Data records
_ _ _ _ _ _ _

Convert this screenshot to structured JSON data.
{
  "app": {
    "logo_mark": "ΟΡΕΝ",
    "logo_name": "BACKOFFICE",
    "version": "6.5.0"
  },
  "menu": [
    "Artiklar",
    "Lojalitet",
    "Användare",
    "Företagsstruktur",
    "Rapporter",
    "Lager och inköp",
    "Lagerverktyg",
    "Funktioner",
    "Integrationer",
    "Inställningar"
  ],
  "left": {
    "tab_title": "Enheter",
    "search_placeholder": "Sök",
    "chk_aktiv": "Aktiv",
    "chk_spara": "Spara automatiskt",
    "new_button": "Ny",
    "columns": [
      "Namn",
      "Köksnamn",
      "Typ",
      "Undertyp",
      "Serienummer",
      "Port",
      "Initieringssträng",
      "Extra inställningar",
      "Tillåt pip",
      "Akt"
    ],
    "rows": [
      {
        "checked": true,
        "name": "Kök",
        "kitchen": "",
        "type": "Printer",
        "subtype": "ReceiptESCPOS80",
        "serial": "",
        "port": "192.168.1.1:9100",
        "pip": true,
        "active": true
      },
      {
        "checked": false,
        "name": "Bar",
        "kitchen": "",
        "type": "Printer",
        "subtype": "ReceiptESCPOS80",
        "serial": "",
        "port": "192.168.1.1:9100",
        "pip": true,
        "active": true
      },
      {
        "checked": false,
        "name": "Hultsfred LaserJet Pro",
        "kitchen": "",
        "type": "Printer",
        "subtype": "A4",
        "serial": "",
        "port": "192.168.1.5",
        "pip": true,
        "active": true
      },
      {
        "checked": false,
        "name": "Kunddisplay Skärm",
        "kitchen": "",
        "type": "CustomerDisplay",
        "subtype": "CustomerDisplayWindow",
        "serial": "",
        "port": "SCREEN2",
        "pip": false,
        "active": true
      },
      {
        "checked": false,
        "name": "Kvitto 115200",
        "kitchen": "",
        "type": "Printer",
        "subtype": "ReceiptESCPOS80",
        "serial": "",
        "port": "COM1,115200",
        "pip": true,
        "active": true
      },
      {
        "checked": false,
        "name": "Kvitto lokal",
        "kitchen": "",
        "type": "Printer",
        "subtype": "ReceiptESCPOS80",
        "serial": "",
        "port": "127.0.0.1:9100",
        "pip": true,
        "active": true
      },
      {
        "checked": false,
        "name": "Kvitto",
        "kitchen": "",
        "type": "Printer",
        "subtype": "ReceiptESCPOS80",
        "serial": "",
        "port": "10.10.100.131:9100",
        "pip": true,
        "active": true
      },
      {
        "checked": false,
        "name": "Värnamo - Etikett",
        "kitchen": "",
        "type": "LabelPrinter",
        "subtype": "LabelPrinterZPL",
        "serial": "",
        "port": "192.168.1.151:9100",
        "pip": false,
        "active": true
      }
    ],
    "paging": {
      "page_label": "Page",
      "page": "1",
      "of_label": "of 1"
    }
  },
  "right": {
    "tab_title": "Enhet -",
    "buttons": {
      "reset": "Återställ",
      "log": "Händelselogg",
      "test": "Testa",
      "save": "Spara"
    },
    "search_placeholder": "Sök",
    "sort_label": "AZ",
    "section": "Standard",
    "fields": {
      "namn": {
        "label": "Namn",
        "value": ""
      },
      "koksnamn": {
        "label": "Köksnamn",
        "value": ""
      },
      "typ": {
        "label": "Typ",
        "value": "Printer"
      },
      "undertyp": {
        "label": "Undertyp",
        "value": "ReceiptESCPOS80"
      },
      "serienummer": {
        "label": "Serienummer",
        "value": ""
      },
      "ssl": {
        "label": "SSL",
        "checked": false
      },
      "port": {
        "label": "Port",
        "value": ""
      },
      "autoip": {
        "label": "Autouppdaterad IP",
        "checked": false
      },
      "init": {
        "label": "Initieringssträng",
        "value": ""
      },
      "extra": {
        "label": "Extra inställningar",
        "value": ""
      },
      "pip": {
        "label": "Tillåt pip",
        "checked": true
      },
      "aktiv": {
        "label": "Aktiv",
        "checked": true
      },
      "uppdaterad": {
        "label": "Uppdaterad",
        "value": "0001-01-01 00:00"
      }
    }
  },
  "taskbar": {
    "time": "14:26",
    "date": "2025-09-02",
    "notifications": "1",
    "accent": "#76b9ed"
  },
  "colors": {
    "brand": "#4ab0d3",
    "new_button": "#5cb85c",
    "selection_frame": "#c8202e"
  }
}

_ _ _ _ _ _ _

## STATED TASK
Above are the records; retype them all without a single difference.

## RESPONSE TO THE EXERCISE
Convert this screenshot to structured JSON data.
{
  "app": {
    "logo_mark": "ΟΡΕΝ",
    "logo_name": "BACKOFFICE",
    "version": "6.5.0"
  },
  "menu": [
    "Artiklar",
    "Lojalitet",
    "Användare",
    "Företagsstruktur",
    "Rapporter",
    "Lager och inköp",
    "Lagerverktyg",
    "Funktioner",
    "Integrationer",
    "Inställningar"
  ],
  "left": {
    "tab_title": "Enheter",
    "search_placeholder": "Sök",
    "chk_aktiv": "Aktiv",
    "chk_spara": "Spara automatiskt",
    "new_button": "Ny",
    "columns": [
      "Namn",
      "Köksnamn",
      "Typ",
      "Undertyp",
      "Serienummer",
      "Port",
      "Initieringssträng",
      "Extra inställningar",
      "Tillåt pip",
      "Akt"
    ],
    "rows": [
      {
        "checked": true,
        "name": "Kök",
        "kitchen": "",
        "type": "Printer",
        "subtype": "ReceiptESCPOS80",
        "serial": "",
        "port": "192.168.1.1:9100",
        "pip": true,
        "active": true
      },
      {
        "checked": false,
        "name": "Bar",
        "kitchen": "",
        "type": "Printer",
        "subtype": "ReceiptESCPOS80",
        "serial": "",
        "port": "192.168.1.1:9100",
        "pip": true,
        "active": true
      },
      {
        "checked": false,
        "name": "Hultsfred LaserJet Pro",
        "kitchen": "",
        "type": "Printer",
        "subtype": "A4",
        "serial": "",
        "port": "192.168.1.5",
        "pip": true,
        "active": true
      },
      {
        "checked": false,
        "name": "Kunddisplay Skärm",
        "kitchen": "",
        "type": "CustomerDisplay",
        "subtype": "CustomerDisplayWindow",
        "serial": "",
        "port": "SCREEN2",
        "pip": false,
        "active": true
      },
      {
        "checked": false,
        "name": "Kvitto 115200",
        "kitchen": "",
        "type": "Printer",
        "subtype": "ReceiptESCPOS80",
        "serial": "",
        "port": "COM1,115200",
        "pip": true,
        "active": true
      },
      {
        "checked": false,
        "name": "Kvitto lokal",
        "kitchen": "",
        "type": "Printer",
        "subtype": "ReceiptESCPOS80",
        "serial": "",
        "port": "127.0.0.1:9100",
        "pip": true,
        "active": true
      },
      {
        "checked": false,
        "name": "Kvitto",
        "kitchen": "",
        "type": "Printer",
        "subtype": "ReceiptESCPOS80",
        "serial": "",
        "port": "10.10.100.131:9100",
        "pip": true,
        "active": true
      },
      {
        "checked": false,
        "name": "Värnamo - Etikett",
        "kitchen": "",
        "type": "LabelPrinter",
        "subtype": "LabelPrinterZPL",
        "serial": "",
        "port": "192.168.1.151:9100",
        "pip": false,
        "active": true
      }
    ],
    "paging": {
      "page_label": "Page",
      "page": "1",
      "of_label": "of 1"
    }
  },
  "right": {
    "tab_title": "Enhet -",
    "buttons": {
      "reset": "Återställ",
      "log": "Händelselogg",
      "test": "Testa",
      "save": "Spara"
    },
    "search_placeholder": "Sök",
    "sort_label": "AZ",
    "section": "Standard",
    "fields": {
      "namn": {
        "label": "Namn",
        "value": ""
      },
      "koksnamn": {
        "label": "Köksnamn",
        "value": ""
      },
      "typ": {
        "label": "Typ",
        "value": "Printer"
      },
      "undertyp": {
        "label": "Undertyp",
        "value": "ReceiptESCPOS80"
      },
      "serienummer": {
        "label": "Serienummer",
        "value": ""
      },
      "ssl": {
        "label": "SSL",
        "checked": false
      },
      "port": {
        "label": "Port",
        "value": ""
      },
      "autoip": {
        "label": "Autouppdaterad IP",
        "checked": false
      },
      "init": {
        "label": "Initieringssträng",
        "value": ""
      },
      "extra": {
        "label": "Extra inställningar",
        "value": ""
      },
      "pip": {
        "label": "Tillåt pip",
        "checked": true
      },
      "aktiv": {
        "label": "Aktiv",
        "checked": true
      },
      "uppdaterad": {
        "label": "Uppdaterad",
        "value": "0001-01-01 00:00"
      }
    }
  },
  "taskbar": {
    "time": "14:26",
    "date": "2025-09-02",
    "notifications": "1",
    "accent": "#76b9ed"
  },
  "colors": {
    "brand": "#4ab0d3",
    "new_button": "#5cb85c",
    "selection_frame": "#c8202e"
  }
}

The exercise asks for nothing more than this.